== Dataset excerpts
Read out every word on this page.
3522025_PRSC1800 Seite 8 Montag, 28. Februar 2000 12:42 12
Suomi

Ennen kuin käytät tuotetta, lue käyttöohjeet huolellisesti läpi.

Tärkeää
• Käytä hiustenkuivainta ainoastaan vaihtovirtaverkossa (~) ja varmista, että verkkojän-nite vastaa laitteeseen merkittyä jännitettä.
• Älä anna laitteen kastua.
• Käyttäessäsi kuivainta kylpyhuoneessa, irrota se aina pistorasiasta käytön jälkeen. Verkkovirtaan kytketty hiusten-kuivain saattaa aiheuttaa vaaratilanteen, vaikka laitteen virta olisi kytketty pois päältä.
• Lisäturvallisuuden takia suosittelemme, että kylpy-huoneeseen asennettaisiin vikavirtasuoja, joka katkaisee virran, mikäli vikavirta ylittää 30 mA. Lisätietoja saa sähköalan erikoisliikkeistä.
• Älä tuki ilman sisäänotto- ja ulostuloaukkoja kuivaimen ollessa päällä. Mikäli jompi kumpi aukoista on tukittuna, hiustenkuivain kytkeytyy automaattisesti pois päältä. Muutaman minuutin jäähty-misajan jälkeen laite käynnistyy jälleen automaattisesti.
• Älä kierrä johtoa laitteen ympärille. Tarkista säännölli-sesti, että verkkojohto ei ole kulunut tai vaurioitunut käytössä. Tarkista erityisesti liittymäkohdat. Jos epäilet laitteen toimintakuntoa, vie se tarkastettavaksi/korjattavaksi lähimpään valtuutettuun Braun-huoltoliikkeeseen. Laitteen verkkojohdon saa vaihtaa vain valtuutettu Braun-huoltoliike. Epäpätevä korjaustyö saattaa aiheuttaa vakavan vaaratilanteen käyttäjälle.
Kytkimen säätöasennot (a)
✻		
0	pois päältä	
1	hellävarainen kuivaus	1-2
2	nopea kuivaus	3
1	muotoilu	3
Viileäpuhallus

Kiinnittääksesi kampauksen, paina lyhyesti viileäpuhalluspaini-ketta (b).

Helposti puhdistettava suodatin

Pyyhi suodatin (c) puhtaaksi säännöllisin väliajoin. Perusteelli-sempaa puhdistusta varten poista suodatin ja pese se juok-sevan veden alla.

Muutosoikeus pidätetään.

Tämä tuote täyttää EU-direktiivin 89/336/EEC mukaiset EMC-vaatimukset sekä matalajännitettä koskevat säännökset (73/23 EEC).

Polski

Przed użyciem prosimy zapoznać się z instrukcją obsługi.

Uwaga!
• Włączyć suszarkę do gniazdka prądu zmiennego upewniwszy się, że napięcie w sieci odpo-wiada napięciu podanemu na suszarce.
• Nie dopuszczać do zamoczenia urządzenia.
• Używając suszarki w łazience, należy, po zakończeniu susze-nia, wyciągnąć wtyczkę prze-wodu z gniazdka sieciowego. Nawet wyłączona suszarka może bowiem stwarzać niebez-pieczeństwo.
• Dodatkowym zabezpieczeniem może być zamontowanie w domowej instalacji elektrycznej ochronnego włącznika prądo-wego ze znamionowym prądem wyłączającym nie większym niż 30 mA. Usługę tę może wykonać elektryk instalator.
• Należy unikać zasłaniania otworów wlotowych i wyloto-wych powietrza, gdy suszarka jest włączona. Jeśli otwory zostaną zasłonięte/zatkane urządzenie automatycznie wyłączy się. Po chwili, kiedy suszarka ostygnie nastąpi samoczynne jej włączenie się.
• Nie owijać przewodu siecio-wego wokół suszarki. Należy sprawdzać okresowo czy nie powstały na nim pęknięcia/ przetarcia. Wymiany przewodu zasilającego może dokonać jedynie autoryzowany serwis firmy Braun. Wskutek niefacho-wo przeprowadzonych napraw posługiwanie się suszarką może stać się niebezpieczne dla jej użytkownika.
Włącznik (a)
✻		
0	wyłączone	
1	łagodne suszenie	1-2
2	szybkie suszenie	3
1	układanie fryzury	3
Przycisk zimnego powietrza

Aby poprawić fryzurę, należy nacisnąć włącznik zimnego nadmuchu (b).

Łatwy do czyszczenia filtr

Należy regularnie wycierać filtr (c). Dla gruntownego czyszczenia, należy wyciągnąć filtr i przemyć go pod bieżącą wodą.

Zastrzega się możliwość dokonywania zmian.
====
_What you should do_: Copy each line of the data above that holds "suszenie".

_Output_:
1	łagodne suszenie	1-2
2	szybkie suszenie	3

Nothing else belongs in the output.